**WHAT YOU ARE ASKED TO DO**: Below are records to be output exactly, every one of them.

**SUPPLIED DATA**:
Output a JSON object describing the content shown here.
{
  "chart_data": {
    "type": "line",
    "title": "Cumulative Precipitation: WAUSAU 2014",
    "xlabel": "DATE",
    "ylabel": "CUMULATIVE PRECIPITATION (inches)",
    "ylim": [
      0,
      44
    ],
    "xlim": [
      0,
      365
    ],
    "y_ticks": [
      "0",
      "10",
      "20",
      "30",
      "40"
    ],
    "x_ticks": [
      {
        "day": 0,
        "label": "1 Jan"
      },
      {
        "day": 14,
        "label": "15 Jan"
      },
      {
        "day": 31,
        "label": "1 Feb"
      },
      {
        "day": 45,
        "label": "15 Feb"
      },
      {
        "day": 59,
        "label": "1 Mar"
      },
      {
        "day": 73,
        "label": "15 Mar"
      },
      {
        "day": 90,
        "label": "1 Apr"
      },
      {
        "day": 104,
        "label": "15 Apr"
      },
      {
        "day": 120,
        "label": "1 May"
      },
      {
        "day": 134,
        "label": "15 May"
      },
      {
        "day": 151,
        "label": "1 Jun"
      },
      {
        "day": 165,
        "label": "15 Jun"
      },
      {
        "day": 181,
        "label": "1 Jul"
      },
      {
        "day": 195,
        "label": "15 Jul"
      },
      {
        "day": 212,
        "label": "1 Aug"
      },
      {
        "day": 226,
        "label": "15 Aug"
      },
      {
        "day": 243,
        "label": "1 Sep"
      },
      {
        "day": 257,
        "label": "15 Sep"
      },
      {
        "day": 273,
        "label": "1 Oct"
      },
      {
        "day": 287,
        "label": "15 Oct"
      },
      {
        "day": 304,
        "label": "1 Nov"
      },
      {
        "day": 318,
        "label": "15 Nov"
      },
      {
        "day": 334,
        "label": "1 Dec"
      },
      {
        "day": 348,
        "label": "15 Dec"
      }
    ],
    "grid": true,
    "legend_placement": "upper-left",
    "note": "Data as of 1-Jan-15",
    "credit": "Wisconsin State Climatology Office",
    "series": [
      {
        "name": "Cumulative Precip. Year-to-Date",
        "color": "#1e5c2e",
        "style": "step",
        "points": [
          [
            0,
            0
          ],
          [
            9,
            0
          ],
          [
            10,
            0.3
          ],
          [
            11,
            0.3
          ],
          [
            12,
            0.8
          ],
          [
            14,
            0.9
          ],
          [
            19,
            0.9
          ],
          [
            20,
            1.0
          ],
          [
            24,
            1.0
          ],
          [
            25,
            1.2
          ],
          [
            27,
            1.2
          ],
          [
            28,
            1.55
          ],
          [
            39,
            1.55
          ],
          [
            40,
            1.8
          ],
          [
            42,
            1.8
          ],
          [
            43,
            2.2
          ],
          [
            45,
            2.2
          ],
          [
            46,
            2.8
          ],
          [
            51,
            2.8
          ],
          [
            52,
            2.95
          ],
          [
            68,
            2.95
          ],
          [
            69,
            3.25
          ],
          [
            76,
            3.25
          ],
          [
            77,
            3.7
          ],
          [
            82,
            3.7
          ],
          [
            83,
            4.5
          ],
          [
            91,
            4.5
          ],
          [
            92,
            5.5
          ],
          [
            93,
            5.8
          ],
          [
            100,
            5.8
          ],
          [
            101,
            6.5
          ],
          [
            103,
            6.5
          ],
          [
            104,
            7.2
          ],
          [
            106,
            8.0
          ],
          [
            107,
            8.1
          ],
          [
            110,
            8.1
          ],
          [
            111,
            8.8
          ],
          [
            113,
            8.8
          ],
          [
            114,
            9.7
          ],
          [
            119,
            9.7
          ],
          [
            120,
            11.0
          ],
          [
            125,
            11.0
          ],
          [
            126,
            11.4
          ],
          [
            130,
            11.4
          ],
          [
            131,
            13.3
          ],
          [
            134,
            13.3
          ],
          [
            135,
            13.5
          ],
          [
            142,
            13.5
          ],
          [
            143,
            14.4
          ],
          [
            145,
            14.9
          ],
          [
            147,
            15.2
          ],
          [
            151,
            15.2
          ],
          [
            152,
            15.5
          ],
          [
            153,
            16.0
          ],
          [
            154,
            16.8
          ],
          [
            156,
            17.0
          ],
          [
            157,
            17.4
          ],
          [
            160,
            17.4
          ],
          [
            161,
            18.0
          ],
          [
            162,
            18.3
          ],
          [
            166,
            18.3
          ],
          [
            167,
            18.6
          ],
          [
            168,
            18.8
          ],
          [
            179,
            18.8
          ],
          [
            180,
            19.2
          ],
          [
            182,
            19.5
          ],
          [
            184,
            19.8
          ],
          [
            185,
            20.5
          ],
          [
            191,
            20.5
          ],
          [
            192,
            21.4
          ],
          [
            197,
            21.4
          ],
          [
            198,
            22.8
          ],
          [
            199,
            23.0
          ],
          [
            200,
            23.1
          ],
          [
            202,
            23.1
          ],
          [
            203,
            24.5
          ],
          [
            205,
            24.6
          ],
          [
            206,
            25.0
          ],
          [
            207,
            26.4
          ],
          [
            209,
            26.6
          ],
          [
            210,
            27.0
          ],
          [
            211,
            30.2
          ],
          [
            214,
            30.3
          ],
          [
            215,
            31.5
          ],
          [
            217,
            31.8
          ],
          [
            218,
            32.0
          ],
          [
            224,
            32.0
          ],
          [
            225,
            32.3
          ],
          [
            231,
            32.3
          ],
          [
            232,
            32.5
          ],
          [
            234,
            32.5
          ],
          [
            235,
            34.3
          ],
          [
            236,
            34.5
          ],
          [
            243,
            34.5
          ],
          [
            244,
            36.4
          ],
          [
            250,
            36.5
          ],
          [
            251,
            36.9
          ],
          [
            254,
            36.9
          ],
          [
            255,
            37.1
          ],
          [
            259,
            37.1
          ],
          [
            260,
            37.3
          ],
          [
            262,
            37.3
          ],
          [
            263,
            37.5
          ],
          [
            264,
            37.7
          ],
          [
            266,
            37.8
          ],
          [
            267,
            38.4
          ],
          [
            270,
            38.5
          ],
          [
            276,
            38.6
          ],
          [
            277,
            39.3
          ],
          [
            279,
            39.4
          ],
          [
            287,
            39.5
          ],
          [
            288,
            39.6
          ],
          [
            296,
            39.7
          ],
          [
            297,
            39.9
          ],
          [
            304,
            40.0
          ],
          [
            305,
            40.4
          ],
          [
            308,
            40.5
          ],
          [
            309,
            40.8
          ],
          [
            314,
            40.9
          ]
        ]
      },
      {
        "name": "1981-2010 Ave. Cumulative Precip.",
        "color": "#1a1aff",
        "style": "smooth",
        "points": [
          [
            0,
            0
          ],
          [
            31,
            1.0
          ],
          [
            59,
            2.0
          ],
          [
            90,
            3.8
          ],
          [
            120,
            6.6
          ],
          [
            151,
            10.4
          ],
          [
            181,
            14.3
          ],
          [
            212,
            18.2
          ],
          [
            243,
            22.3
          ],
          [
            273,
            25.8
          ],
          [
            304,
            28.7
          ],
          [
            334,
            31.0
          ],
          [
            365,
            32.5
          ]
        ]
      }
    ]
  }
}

**RESULT OF THIS TASK**:
Output a JSON object describing the content shown here.
{
  "chart_data": {
    "type": "line",
    "title": "Cumulative Precipitation: WAUSAU 2014",
    "xlabel": "DATE",
    "ylabel": "CUMULATIVE PRECIPITATION (inches)",
    "ylim": [
      0,
      44
    ],
    "xlim": [
      0,
      365
    ],
    "y_ticks": [
      "0",
      "10",
      "20",
      "30",
      "40"
    ],
    "x_ticks": [
      {
        "day": 0,
        "label": "1 Jan"
      },
      {
        "day": 14,
        "label": "15 Jan"
      },
      {
        "day": 31,
        "label": "1 Feb"
      },
      {
        "day": 45,
        "label": "15 Feb"
      },
      {
        "day": 59,
        "label": "1 Mar"
      },
      {
        "day": 73,
        "label": "15 Mar"
      },
      {
        "day": 90,
        "label": "1 Apr"
      },
      {
        "day": 104,
        "label": "15 Apr"
      },
      {
        "day": 120,
        "label": "1 May"
      },
      {
        "day": 134,
        "label": "15 May"
      },
      {
        "day": 151,
        "label": "1 Jun"
      },
      {
        "day": 165,
        "label": "15 Jun"
      },
      {
        "day": 181,
        "label": "1 Jul"
      },
      {
        "day": 195,
        "label": "15 Jul"
      },
      {
        "day": 212,
        "label": "1 Aug"
      },
      {
        "day": 226,
        "label": "15 Aug"
      },
      {
        "day": 243,
        "label": "1 Sep"
      },
      {
        "day": 257,
        "label": "15 Sep"
      },
      {
        "day": 273,
        "label": "1 Oct"
      },
      {
        "day": 287,
        "label": "15 Oct"
      },
      {
        "day": 304,
        "label": "1 Nov"
      },
      {
        "day": 318,
        "label": "15 Nov"
      },
      {
        "day": 334,
        "label": "1 Dec"
      },
      {
        "day": 348,
        "label": "15 Dec"
      }
    ],
    "grid": true,
    "legend_placement": "upper-left",
    "note": "Data as of 1-Jan-15",
    "credit": "Wisconsin State Climatology Office",
    "series": [
      {
        "name": "Cumulative Precip. Year-to-Date",
        "color": "#1e5c2e",
        "style": "step",
        "points": [
          [
            0,
            0
          ],
          [
            9,
            0
          ],
          [
            10,
            0.3
          ],
          [
            11,
            0.3
          ],
          [
            12,
            0.8
          ],
          [
            14,
            0.9
          ],
          [
            19,
            0.9
          ],
          [
            20,
            1.0
          ],
          [
            24,
            1.0
          ],
          [
            25,
            1.2
          ],
          [
            27,
            1.2
          ],
          [
            28,
            1.55
          ],
          [
            39,
            1.55
          ],
          [
            40,
            1.8
          ],
          [
            42,
            1.8
          ],
          [
            43,
            2.2
          ],
          [
            45,
            2.2
          ],
          [
            46,
            2.8
          ],
          [
            51,
            2.8
          ],
          [
            52,
            2.95
          ],
          [
            68,
            2.95
          ],
          [
            69,
            3.25
          ],
          [
            76,
            3.25
          ],
          [
            77,
            3.7
          ],
          [
            82,
            3.7
          ],
          [
            83,
            4.5
          ],
          [
            91,
            4.5
          ],
          [
            92,
            5.5
          ],
          [
            93,
            5.8
          ],
          [
            100,
            5.8
          ],
          [
            101,
            6.5
          ],
          [
            103,
            6.5
          ],
          [
            104,
            7.2
          ],
          [
            106,
            8.0
          ],
          [
            107,
            8.1
          ],
          [
            110,
            8.1
          ],
          [
            111,
            8.8
          ],
          [
            113,
            8.8
          ],
          [
            114,
            9.7
          ],
          [
            119,
            9.7
          ],
          [
            120,
            11.0
          ],
          [
            125,
            11.0
          ],
          [
            126,
            11.4
          ],
          [
            130,
            11.4
          ],
          [
            131,
            13.3
          ],
          [
            134,
            13.3
          ],
          [
            135,
            13.5
          ],
          [
            142,
            13.5
          ],
          [
            143,
            14.4
          ],
          [
            145,
            14.9
          ],
          [
            147,
            15.2
          ],
          [
            151,
            15.2
          ],
          [
            152,
            15.5
          ],
          [
            153,
            16.0
          ],
          [
            154,
            16.8
          ],
          [
            156,
            17.0
          ],
          [
            157,
            17.4
          ],
          [
            160,
            17.4
          ],
          [
            161,
            18.0
          ],
          [
            162,
            18.3
          ],
          [
            166,
            18.3
          ],
          [
            167,
            18.6
          ],
          [
            168,
            18.8
          ],
          [
            179,
            18.8
          ],
          [
            180,
            19.2
          ],
          [
            182,
            19.5
          ],
          [
            184,
            19.8
          ],
          [
            185,
            20.5
          ],
          [
            191,
            20.5
          ],
          [
            192,
            21.4
          ],
          [
            197,
            21.4
          ],
          [
            198,
            22.8
          ],
          [
            199,
            23.0
          ],
          [
            200,
            23.1
          ],
          [
            202,
            23.1
          ],
          [
            203,
            24.5
          ],
          [
            205,
            24.6
          ],
          [
            206,
            25.0
          ],
          [
            207,
            26.4
          ],
          [
            209,
            26.6
          ],
          [
            210,
            27.0
          ],
          [
            211,
            30.2
          ],
          [
            214,
            30.3
          ],
          [
            215,
            31.5
          ],
          [
            217,
            31.8
          ],
          [
            218,
            32.0
          ],
          [
            224,
            32.0
          ],
          [
            225,
            32.3
          ],
          [
            231,
            32.3
          ],
          [
            232,
            32.5
          ],
          [
            234,
            32.5
          ],
          [
            235,
            34.3
          ],
          [
            236,
            34.5
          ],
          [
            243,
            34.5
          ],
          [
            244,
            36.4
          ],
          [
            250,
            36.5
          ],
          [
            251,
            36.9
          ],
          [
            254,
            36.9
          ],
          [
            255,
            37.1
          ],
          [
            259,
            37.1
          ],
          [
            260,
            37.3
          ],
          [
            262,
            37.3
          ],
          [
            263,
            37.5
          ],
          [
            264,
            37.7
          ],
          [
            266,
            37.8
          ],
          [
            267,
            38.4
          ],
          [
            270,
            38.5
          ],
          [
            276,
            38.6
          ],
          [
            277,
            39.3
          ],
          [
            279,
            39.4
          ],
          [
            287,
            39.5
          ],
          [
            288,
            39.6
          ],
          [
            296,
            39.7
          ],
          [
            297,
            39.9
          ],
          [
            304,
            40.0
          ],
          [
            305,
            40.4
          ],
          [
            308,
            40.5
          ],
          [
            309,
            40.8
          ],
          [
            314,
            40.9
          ]
        ]
      },
      {
        "name": "1981-2010 Ave. Cumulative Precip.",
        "color": "#1a1aff",
        "style": "smooth",
        "points": [
          [
            0,
            0
          ],
          [
            31,
            1.0
          ],
          [
            59,
            2.0
          ],
          [
            90,
            3.8
          ],
          [
            120,
            6.6
          ],
          [
            151,
            10.4
          ],
          [
            181,
            14.3
          ],
          [
            212,
            18.2
          ],
          [
            243,
            22.3
          ],
          [
            273,
            25.8
          ],
          [
            304,
            28.7
          ],
          [
            334,
            31.0
          ],
          [
            365,
            32.5
          ]
        ]
      }
    ]
  }
}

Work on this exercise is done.